Work to do → Restate the whole listing word for word. Pictures are left out.

Begin Task inputs

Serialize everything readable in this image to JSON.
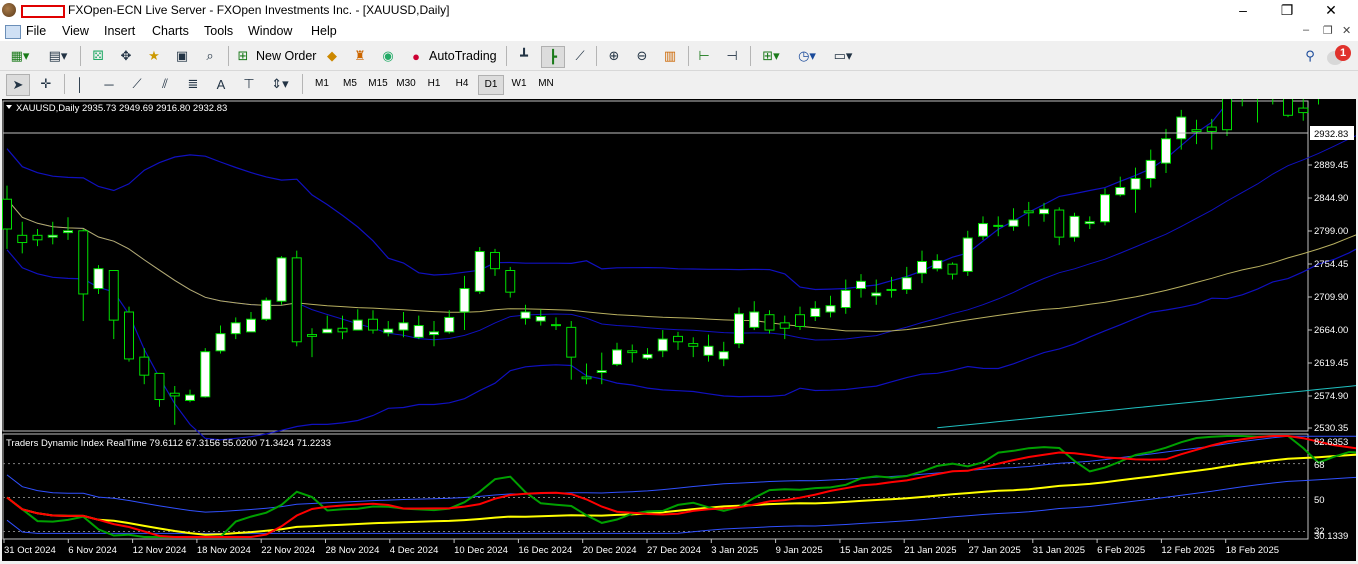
{
  "window": {
    "title": "FXOpen-ECN Live Server - FXOpen Investments Inc. - [XAUUSD,Daily]",
    "controls": [
      "–",
      "❐",
      "✕"
    ]
  },
  "menu": [
    "File",
    "View",
    "Insert",
    "Charts",
    "Tools",
    "Window",
    "Help"
  ],
  "toolbar": {
    "new_order": "New Order",
    "autotrading": "AutoTrading",
    "notification_count": "1",
    "timeframes": [
      "M1",
      "M5",
      "M15",
      "M30",
      "H1",
      "H4",
      "D1",
      "W1",
      "MN"
    ],
    "active_timeframe": "D1"
  },
  "chart": {
    "header": "XAUUSD,Daily  2935.73 2949.69 2916.80 2932.83",
    "current_price": "2932.83",
    "price_ticks": [
      "2889.45",
      "2844.90",
      "2799.00",
      "2754.45",
      "2709.90",
      "2664.00",
      "2619.45",
      "2574.90",
      "2530.35"
    ],
    "date_ticks": [
      "31 Oct 2024",
      "6 Nov 2024",
      "12 Nov 2024",
      "18 Nov 2024",
      "22 Nov 2024",
      "28 Nov 2024",
      "4 Dec 2024",
      "10 Dec 2024",
      "16 Dec 2024",
      "20 Dec 2024",
      "27 Dec 2024",
      "3 Jan 2025",
      "9 Jan 2025",
      "15 Jan 2025",
      "21 Jan 2025",
      "27 Jan 2025",
      "31 Jan 2025",
      "6 Feb 2025",
      "12 Feb 2025",
      "18 Feb 2025"
    ],
    "indicator_header": "Traders Dynamic Index RealTime 79.6112 67.3156 55.0200 71.3424 71.2233",
    "indicator_ticks": [
      "82.6353",
      "68",
      "50",
      "32",
      "30.1339"
    ],
    "colors": {
      "bull": "#ffffff",
      "bear": "#ffffff",
      "wick": "#00e000",
      "bb": "#1010c0",
      "ma": "#b8b060",
      "tdi_green": "#00a000",
      "tdi_red": "#ff0000",
      "tdi_yellow": "#ffff00",
      "tdi_band": "#3050ff"
    }
  },
  "chart_data": {
    "type": "candlestick",
    "symbol": "XAUUSD",
    "timeframe": "Daily",
    "ylim": [
      2530.35,
      2960
    ],
    "candles": [
      [
        2752,
        2800,
        2730,
        2785
      ],
      [
        2737,
        2760,
        2725,
        2745
      ],
      [
        2740,
        2752,
        2733,
        2745
      ],
      [
        2745,
        2760,
        2735,
        2743
      ],
      [
        2750,
        2765,
        2740,
        2748
      ],
      [
        2680,
        2752,
        2650,
        2750
      ],
      [
        2708,
        2712,
        2680,
        2686
      ],
      [
        2651,
        2700,
        2630,
        2706
      ],
      [
        2608,
        2666,
        2605,
        2660
      ],
      [
        2590,
        2620,
        2580,
        2610
      ],
      [
        2563,
        2590,
        2555,
        2592
      ],
      [
        2567,
        2578,
        2535,
        2570
      ],
      [
        2568,
        2574,
        2560,
        2562
      ],
      [
        2616,
        2620,
        2565,
        2566
      ],
      [
        2636,
        2645,
        2614,
        2617
      ],
      [
        2648,
        2654,
        2630,
        2636
      ],
      [
        2652,
        2660,
        2640,
        2638
      ],
      [
        2673,
        2676,
        2650,
        2652
      ],
      [
        2720,
        2722,
        2668,
        2672
      ],
      [
        2627,
        2728,
        2622,
        2720
      ],
      [
        2633,
        2642,
        2610,
        2635
      ],
      [
        2641,
        2656,
        2637,
        2637
      ],
      [
        2638,
        2656,
        2630,
        2642
      ],
      [
        2651,
        2663,
        2640,
        2640
      ],
      [
        2640,
        2662,
        2636,
        2652
      ],
      [
        2641,
        2650,
        2633,
        2637
      ],
      [
        2648,
        2660,
        2632,
        2640
      ],
      [
        2645,
        2656,
        2630,
        2632
      ],
      [
        2638,
        2650,
        2622,
        2635
      ],
      [
        2654,
        2662,
        2636,
        2638
      ],
      [
        2686,
        2700,
        2640,
        2660
      ],
      [
        2727,
        2732,
        2680,
        2683
      ],
      [
        2708,
        2730,
        2700,
        2726
      ],
      [
        2682,
        2710,
        2676,
        2706
      ],
      [
        2660,
        2668,
        2646,
        2653
      ],
      [
        2655,
        2663,
        2645,
        2650
      ],
      [
        2646,
        2654,
        2640,
        2645
      ],
      [
        2610,
        2650,
        2585,
        2643
      ],
      [
        2586,
        2603,
        2580,
        2588
      ],
      [
        2595,
        2615,
        2580,
        2593
      ],
      [
        2618,
        2626,
        2600,
        2602
      ],
      [
        2615,
        2624,
        2604,
        2617
      ],
      [
        2613,
        2620,
        2607,
        2609
      ],
      [
        2630,
        2640,
        2610,
        2617
      ],
      [
        2627,
        2638,
        2618,
        2633
      ],
      [
        2622,
        2632,
        2610,
        2625
      ],
      [
        2622,
        2635,
        2605,
        2612
      ],
      [
        2616,
        2627,
        2600,
        2608
      ],
      [
        2658,
        2665,
        2620,
        2625
      ],
      [
        2660,
        2672,
        2640,
        2643
      ],
      [
        2640,
        2662,
        2636,
        2657
      ],
      [
        2642,
        2656,
        2630,
        2648
      ],
      [
        2644,
        2666,
        2640,
        2657
      ],
      [
        2664,
        2672,
        2650,
        2655
      ],
      [
        2667,
        2678,
        2654,
        2660
      ],
      [
        2684,
        2696,
        2658,
        2665
      ],
      [
        2694,
        2702,
        2676,
        2686
      ],
      [
        2681,
        2696,
        2668,
        2678
      ],
      [
        2685,
        2699,
        2676,
        2684
      ],
      [
        2698,
        2710,
        2680,
        2685
      ],
      [
        2716,
        2728,
        2692,
        2703
      ],
      [
        2717,
        2724,
        2705,
        2708
      ],
      [
        2702,
        2715,
        2696,
        2713
      ],
      [
        2742,
        2750,
        2700,
        2705
      ],
      [
        2758,
        2766,
        2740,
        2744
      ],
      [
        2756,
        2766,
        2744,
        2755
      ],
      [
        2762,
        2775,
        2750,
        2755
      ],
      [
        2770,
        2782,
        2755,
        2772
      ],
      [
        2774,
        2781,
        2760,
        2769
      ],
      [
        2743,
        2776,
        2734,
        2773
      ],
      [
        2766,
        2770,
        2738,
        2743
      ],
      [
        2760,
        2766,
        2752,
        2758
      ],
      [
        2790,
        2797,
        2756,
        2760
      ],
      [
        2798,
        2810,
        2788,
        2790
      ],
      [
        2808,
        2820,
        2770,
        2796
      ],
      [
        2828,
        2840,
        2798,
        2808
      ],
      [
        2852,
        2863,
        2814,
        2825
      ],
      [
        2876,
        2884,
        2840,
        2852
      ],
      [
        2860,
        2873,
        2846,
        2862
      ],
      [
        2860,
        2874,
        2840,
        2865
      ],
      [
        2862,
        2940,
        2855,
        2907
      ],
      [
        2905,
        2922,
        2888,
        2898
      ],
      [
        2908,
        2918,
        2870,
        2900
      ],
      [
        2902,
        2930,
        2890,
        2926
      ],
      [
        2878,
        2934,
        2876,
        2928
      ],
      [
        2881,
        2900,
        2872,
        2886
      ],
      [
        2932,
        2937,
        2890,
        2898
      ],
      [
        2928,
        2938,
        2916,
        2929
      ],
      [
        2930,
        2948,
        2920,
        2933
      ],
      [
        2935,
        2942,
        2922,
        2930
      ],
      [
        2935,
        2950,
        2917,
        2933
      ]
    ]
  }
}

End Task inputs

Task answer →
Serialize everything readable in this image to JSON.
{
  "window": {
    "title": "FXOpen-ECN Live Server - FXOpen Investments Inc. - [XAUUSD,Daily]",
    "controls": [
      "–",
      "❐",
      "✕"
    ]
  },
  "menu": [
    "File",
    "View",
    "Insert",
    "Charts",
    "Tools",
    "Window",
    "Help"
  ],
  "toolbar": {
    "new_order": "New Order",
    "autotrading": "AutoTrading",
    "notification_count": "1",
    "timeframes": [
      "M1",
      "M5",
      "M15",
      "M30",
      "H1",
      "H4",
      "D1",
      "W1",
      "MN"
    ],
    "active_timeframe": "D1"
  },
  "chart": {
    "header": "XAUUSD,Daily  2935.73 2949.69 2916.80 2932.83",
    "current_price": "2932.83",
    "price_ticks": [
      "2889.45",
      "2844.90",
      "2799.00",
      "2754.45",
      "2709.90",
      "2664.00",
      "2619.45",
      "2574.90",
      "2530.35"
    ],
    "date_ticks": [
      "31 Oct 2024",
      "6 Nov 2024",
      "12 Nov 2024",
      "18 Nov 2024",
      "22 Nov 2024",
      "28 Nov 2024",
      "4 Dec 2024",
      "10 Dec 2024",
      "16 Dec 2024",
      "20 Dec 2024",
      "27 Dec 2024",
      "3 Jan 2025",
      "9 Jan 2025",
      "15 Jan 2025",
      "21 Jan 2025",
      "27 Jan 2025",
      "31 Jan 2025",
      "6 Feb 2025",
      "12 Feb 2025",
      "18 Feb 2025"
    ],
    "indicator_header": "Traders Dynamic Index RealTime 79.6112 67.3156 55.0200 71.3424 71.2233",
    "indicator_ticks": [
      "82.6353",
      "68",
      "50",
      "32",
      "30.1339"
    ],
    "colors": {
      "bull": "#ffffff",
      "bear": "#ffffff",
      "wick": "#00e000",
      "bb": "#1010c0",
      "ma": "#b8b060",
      "tdi_green": "#00a000",
      "tdi_red": "#ff0000",
      "tdi_yellow": "#ffff00",
      "tdi_band": "#3050ff"
    }
  },
  "chart_data": {
    "type": "candlestick",
    "symbol": "XAUUSD",
    "timeframe": "Daily",
    "ylim": [
      2530.35,
      2960
    ],
    "candles": [
      [
        2752,
        2800,
        2730,
        2785
      ],
      [
        2737,
        2760,
        2725,
        2745
      ],
      [
        2740,
        2752,
        2733,
        2745
      ],
      [
        2745,
        2760,
        2735,
        2743
      ],
      [
        2750,
        2765,
        2740,
        2748
      ],
      [
        2680,
        2752,
        2650,
        2750
      ],
      [
        2708,
        2712,
        2680,
        2686
      ],
      [
        2651,
        2700,
        2630,
        2706
      ],
      [
        2608,
        2666,
        2605,
        2660
      ],
      [
        2590,
        2620,
        2580,
        2610
      ],
      [
        2563,
        2590,
        2555,
        2592
      ],
      [
        2567,
        2578,
        2535,
        2570
      ],
      [
        2568,
        2574,
        2560,
        2562
      ],
      [
        2616,
        2620,
        2565,
        2566
      ],
      [
        2636,
        2645,
        2614,
        2617
      ],
      [
        2648,
        2654,
        2630,
        2636
      ],
      [
        2652,
        2660,
        2640,
        2638
      ],
      [
        2673,
        2676,
        2650,
        2652
      ],
      [
        2720,
        2722,
        2668,
        2672
      ],
      [
        2627,
        2728,
        2622,
        2720
      ],
      [
        2633,
        2642,
        2610,
        2635
      ],
      [
        2641,
        2656,
        2637,
        2637
      ],
      [
        2638,
        2656,
        2630,
        2642
      ],
      [
        2651,
        2663,
        2640,
        2640
      ],
      [
        2640,
        2662,
        2636,
        2652
      ],
      [
        2641,
        2650,
        2633,
        2637
      ],
      [
        2648,
        2660,
        2632,
        2640
      ],
      [
        2645,
        2656,
        2630,
        2632
      ],
      [
        2638,
        2650,
        2622,
        2635
      ],
      [
        2654,
        2662,
        2636,
        2638
      ],
      [
        2686,
        2700,
        2640,
        2660
      ],
      [
        2727,
        2732,
        2680,
        2683
      ],
      [
        2708,
        2730,
        2700,
        2726
      ],
      [
        2682,
        2710,
        2676,
        2706
      ],
      [
        2660,
        2668,
        2646,
        2653
      ],
      [
        2655,
        2663,
        2645,
        2650
      ],
      [
        2646,
        2654,
        2640,
        2645
      ],
      [
        2610,
        2650,
        2585,
        2643
      ],
      [
        2586,
        2603,
        2580,
        2588
      ],
      [
        2595,
        2615,
        2580,
        2593
      ],
      [
        2618,
        2626,
        2600,
        2602
      ],
      [
        2615,
        2624,
        2604,
        2617
      ],
      [
        2613,
        2620,
        2607,
        2609
      ],
      [
        2630,
        2640,
        2610,
        2617
      ],
      [
        2627,
        2638,
        2618,
        2633
      ],
      [
        2622,
        2632,
        2610,
        2625
      ],
      [
        2622,
        2635,
        2605,
        2612
      ],
      [
        2616,
        2627,
        2600,
        2608
      ],
      [
        2658,
        2665,
        2620,
        2625
      ],
      [
        2660,
        2672,
        2640,
        2643
      ],
      [
        2640,
        2662,
        2636,
        2657
      ],
      [
        2642,
        2656,
        2630,
        2648
      ],
      [
        2644,
        2666,
        2640,
        2657
      ],
      [
        2664,
        2672,
        2650,
        2655
      ],
      [
        2667,
        2678,
        2654,
        2660
      ],
      [
        2684,
        2696,
        2658,
        2665
      ],
      [
        2694,
        2702,
        2676,
        2686
      ],
      [
        2681,
        2696,
        2668,
        2678
      ],
      [
        2685,
        2699,
        2676,
        2684
      ],
      [
        2698,
        2710,
        2680,
        2685
      ],
      [
        2716,
        2728,
        2692,
        2703
      ],
      [
        2717,
        2724,
        2705,
        2708
      ],
      [
        2702,
        2715,
        2696,
        2713
      ],
      [
        2742,
        2750,
        2700,
        2705
      ],
      [
        2758,
        2766,
        2740,
        2744
      ],
      [
        2756,
        2766,
        2744,
        2755
      ],
      [
        2762,
        2775,
        2750,
        2755
      ],
      [
        2770,
        2782,
        2755,
        2772
      ],
      [
        2774,
        2781,
        2760,
        2769
      ],
      [
        2743,
        2776,
        2734,
        2773
      ],
      [
        2766,
        2770,
        2738,
        2743
      ],
      [
        2760,
        2766,
        2752,
        2758
      ],
      [
        2790,
        2797,
        2756,
        2760
      ],
      [
        2798,
        2810,
        2788,
        2790
      ],
      [
        2808,
        2820,
        2770,
        2796
      ],
      [
        2828,
        2840,
        2798,
        2808
      ],
      [
        2852,
        2863,
        2814,
        2825
      ],
      [
        2876,
        2884,
        2840,
        2852
      ],
      [
        2860,
        2873,
        2846,
        2862
      ],
      [
        2860,
        2874,
        2840,
        2865
      ],
      [
        2862,
        2940,
        2855,
        2907
      ],
      [
        2905,
        2922,
        2888,
        2898
      ],
      [
        2908,
        2918,
        2870,
        2900
      ],
      [
        2902,
        2930,
        2890,
        2926
      ],
      [
        2878,
        2934,
        2876,
        2928
      ],
      [
        2881,
        2900,
        2872,
        2886
      ],
      [
        2932,
        2937,
        2890,
        2898
      ],
      [
        2928,
        2938,
        2916,
        2929
      ],
      [
        2930,
        2948,
        2920,
        2933
      ],
      [
        2935,
        2942,
        2922,
        2930
      ],
      [
        2935,
        2950,
        2917,
        2933
      ]
    ]
  }
}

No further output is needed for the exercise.